Dataset entries start

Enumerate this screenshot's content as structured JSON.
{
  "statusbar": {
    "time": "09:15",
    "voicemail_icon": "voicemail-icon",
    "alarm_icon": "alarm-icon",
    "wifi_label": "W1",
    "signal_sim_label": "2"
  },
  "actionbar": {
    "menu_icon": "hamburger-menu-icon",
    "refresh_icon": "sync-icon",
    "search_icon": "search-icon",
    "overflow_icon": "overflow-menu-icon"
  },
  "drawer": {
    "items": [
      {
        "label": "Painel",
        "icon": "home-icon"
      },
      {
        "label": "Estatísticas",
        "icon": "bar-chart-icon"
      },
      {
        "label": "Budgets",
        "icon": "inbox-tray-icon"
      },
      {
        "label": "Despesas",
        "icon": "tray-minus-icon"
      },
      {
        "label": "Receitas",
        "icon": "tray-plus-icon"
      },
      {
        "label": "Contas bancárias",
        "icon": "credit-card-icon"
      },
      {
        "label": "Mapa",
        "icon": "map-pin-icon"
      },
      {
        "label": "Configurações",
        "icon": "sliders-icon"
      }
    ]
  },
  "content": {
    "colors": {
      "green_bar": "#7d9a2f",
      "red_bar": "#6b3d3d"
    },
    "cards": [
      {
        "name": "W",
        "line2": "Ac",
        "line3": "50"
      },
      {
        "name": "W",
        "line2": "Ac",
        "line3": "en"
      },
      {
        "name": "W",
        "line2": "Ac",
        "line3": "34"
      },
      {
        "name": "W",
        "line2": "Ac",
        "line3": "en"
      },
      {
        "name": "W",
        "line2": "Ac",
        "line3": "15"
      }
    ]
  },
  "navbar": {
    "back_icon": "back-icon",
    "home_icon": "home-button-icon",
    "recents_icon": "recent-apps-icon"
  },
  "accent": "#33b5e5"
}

Dataset entries end

*Exercise directions*.
Pull out and copy each line containing the string "menu".

*Solution*.
    "menu_icon": "hamburger-menu-icon",
    "overflow_icon": "overflow-menu-icon"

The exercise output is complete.